Give the entries again, word for word.

■ THE RECORDS:
* begin *

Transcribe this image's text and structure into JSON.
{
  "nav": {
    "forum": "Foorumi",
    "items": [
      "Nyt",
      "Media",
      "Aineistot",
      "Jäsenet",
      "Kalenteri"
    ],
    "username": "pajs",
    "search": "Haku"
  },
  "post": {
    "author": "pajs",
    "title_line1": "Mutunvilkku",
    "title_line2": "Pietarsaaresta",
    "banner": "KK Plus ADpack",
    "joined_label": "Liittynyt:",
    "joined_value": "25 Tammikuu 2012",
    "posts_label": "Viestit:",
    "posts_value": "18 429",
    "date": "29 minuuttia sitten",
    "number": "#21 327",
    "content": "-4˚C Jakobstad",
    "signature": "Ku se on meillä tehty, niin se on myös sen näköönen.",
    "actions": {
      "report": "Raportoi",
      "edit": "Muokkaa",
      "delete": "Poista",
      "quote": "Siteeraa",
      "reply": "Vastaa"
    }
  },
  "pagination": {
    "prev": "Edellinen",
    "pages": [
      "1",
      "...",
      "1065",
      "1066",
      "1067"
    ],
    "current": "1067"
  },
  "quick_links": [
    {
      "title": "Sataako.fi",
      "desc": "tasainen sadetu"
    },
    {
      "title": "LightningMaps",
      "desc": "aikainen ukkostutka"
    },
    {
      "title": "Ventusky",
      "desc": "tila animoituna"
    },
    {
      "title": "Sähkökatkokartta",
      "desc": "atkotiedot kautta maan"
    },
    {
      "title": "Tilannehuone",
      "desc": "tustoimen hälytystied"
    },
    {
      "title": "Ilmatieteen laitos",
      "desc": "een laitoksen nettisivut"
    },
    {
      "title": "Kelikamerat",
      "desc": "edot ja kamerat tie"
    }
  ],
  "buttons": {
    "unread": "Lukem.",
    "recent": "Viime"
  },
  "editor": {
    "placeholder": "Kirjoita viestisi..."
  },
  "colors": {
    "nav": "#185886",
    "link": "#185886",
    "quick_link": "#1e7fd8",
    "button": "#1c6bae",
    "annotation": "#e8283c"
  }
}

* end *

■ IN RESPONSE:
Transcribe this image's text and structure into JSON.
{
  "nav": {
    "forum": "Foorumi",
    "items": [
      "Nyt",
      "Media",
      "Aineistot",
      "Jäsenet",
      "Kalenteri"
    ],
    "username": "pajs",
    "search": "Haku"
  },
  "post": {
    "author": "pajs",
    "title_line1": "Mutunvilkku",
    "title_line2": "Pietarsaaresta",
    "banner": "KK Plus ADpack",
    "joined_label": "Liittynyt:",
    "joined_value": "25 Tammikuu 2012",
    "posts_label": "Viestit:",
    "posts_value": "18 429",
    "date": "29 minuuttia sitten",
    "number": "#21 327",
    "content": "-4˚C Jakobstad",
    "signature": "Ku se on meillä tehty, niin se on myös sen näköönen.",
    "actions": {
      "report": "Raportoi",
      "edit": "Muokkaa",
      "delete": "Poista",
      "quote": "Siteeraa",
      "reply": "Vastaa"
    }
  },
  "pagination": {
    "prev": "Edellinen",
    "pages": [
      "1",
      "...",
      "1065",
      "1066",
      "1067"
    ],
    "current": "1067"
  },
  "quick_links": [
    {
      "title": "Sataako.fi",
      "desc": "tasainen sadetu"
    },
    {
      "title": "LightningMaps",
      "desc": "aikainen ukkostutka"
    },
    {
      "title": "Ventusky",
      "desc": "tila animoituna"
    },
    {
      "title": "Sähkökatkokartta",
      "desc": "atkotiedot kautta maan"
    },
    {
      "title": "Tilannehuone",
      "desc": "tustoimen hälytystied"
    },
    {
      "title": "Ilmatieteen laitos",
      "desc": "een laitoksen nettisivut"
    },
    {
      "title": "Kelikamerat",
      "desc": "edot ja kamerat tie"
    }
  ],
  "buttons": {
    "unread": "Lukem.",
    "recent": "Viime"
  },
  "editor": {
    "placeholder": "Kirjoita viestisi..."
  },
  "colors": {
    "nav": "#185886",
    "link": "#185886",
    "quick_link": "#1e7fd8",
    "button": "#1c6bae",
    "annotation": "#e8283c"
  }
}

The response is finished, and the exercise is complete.